* [Records for the exercise]:

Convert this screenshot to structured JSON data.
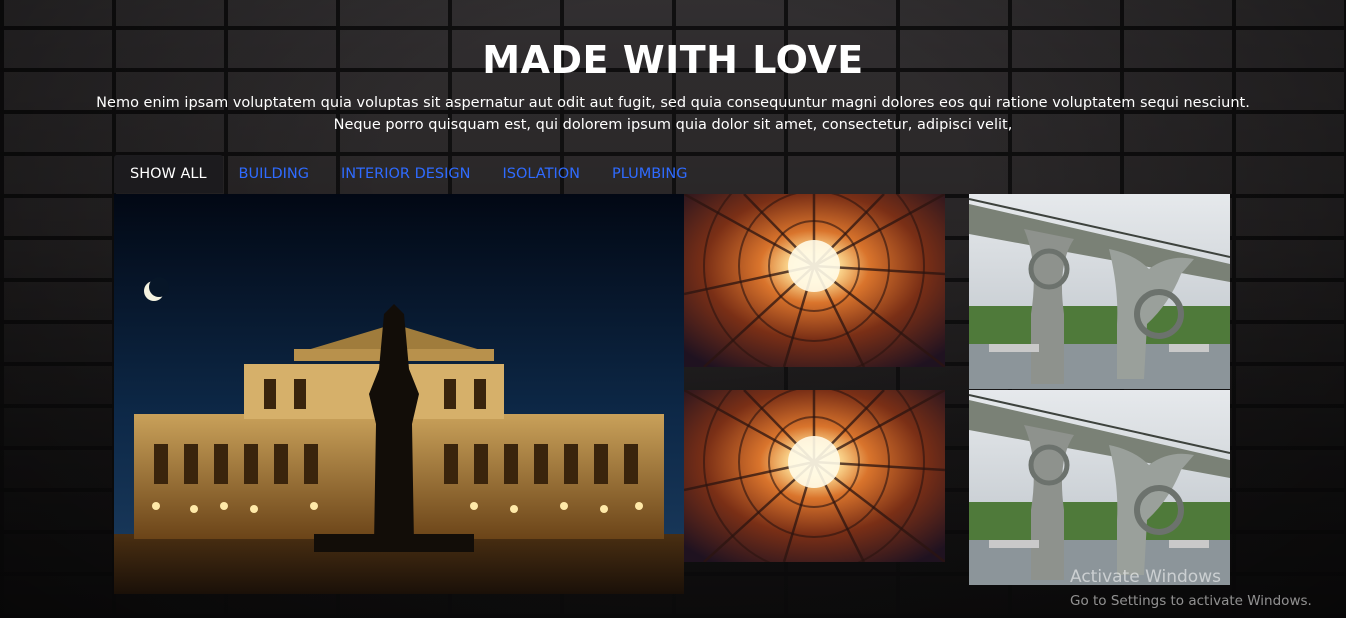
{
  "header": {
    "title": "MADE WITH LOVE",
    "description_line1": "Nemo enim ipsam voluptatem quia voluptas sit aspernatur aut odit aut fugit, sed quia consequuntur magni dolores eos qui ratione voluptatem sequi nesciunt.",
    "description_line2": "Neque porro quisquam est, qui dolorem ipsum quia dolor sit amet, consectetur, adipisci velit,"
  },
  "tabs": [
    {
      "label": "SHOW ALL",
      "active": true
    },
    {
      "label": "BUILDING",
      "active": false
    },
    {
      "label": "INTERIOR DESIGN",
      "active": false
    },
    {
      "label": "ISOLATION",
      "active": false
    },
    {
      "label": "PLUMBING",
      "active": false
    }
  ],
  "gallery": {
    "images": [
      {
        "subject": "opera-house-night-photo"
      },
      {
        "subject": "courtyard-looking-up-photo"
      },
      {
        "subject": "wheel-bridge-photo"
      },
      {
        "subject": "courtyard-looking-up-photo"
      },
      {
        "subject": "wheel-bridge-photo"
      }
    ]
  },
  "colors": {
    "tab_link": "#2f6bff",
    "tab_active_bg": "#1c1b1e",
    "text": "#ffffff"
  },
  "watermark": {
    "title": "Activate Windows",
    "subtitle": "Go to Settings to activate Windows."
  }
}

* [Aim]: Return all of the data exactly as written, and drop the pictures.

* [Result of the exercise]:
Convert this screenshot to structured JSON data.
{
  "header": {
    "title": "MADE WITH LOVE",
    "description_line1": "Nemo enim ipsam voluptatem quia voluptas sit aspernatur aut odit aut fugit, sed quia consequuntur magni dolores eos qui ratione voluptatem sequi nesciunt.",
    "description_line2": "Neque porro quisquam est, qui dolorem ipsum quia dolor sit amet, consectetur, adipisci velit,"
  },
  "tabs": [
    {
      "label": "SHOW ALL",
      "active": true
    },
    {
      "label": "BUILDING",
      "active": false
    },
    {
      "label": "INTERIOR DESIGN",
      "active": false
    },
    {
      "label": "ISOLATION",
      "active": false
    },
    {
      "label": "PLUMBING",
      "active": false
    }
  ],
  "gallery": {
    "images": [
      {
        "subject": "opera-house-night-photo"
      },
      {
        "subject": "courtyard-looking-up-photo"
      },
      {
        "subject": "wheel-bridge-photo"
      },
      {
        "subject": "courtyard-looking-up-photo"
      },
      {
        "subject": "wheel-bridge-photo"
      }
    ]
  },
  "colors": {
    "tab_link": "#2f6bff",
    "tab_active_bg": "#1c1b1e",
    "text": "#ffffff"
  },
  "watermark": {
    "title": "Activate Windows",
    "subtitle": "Go to Settings to activate Windows."
  }
}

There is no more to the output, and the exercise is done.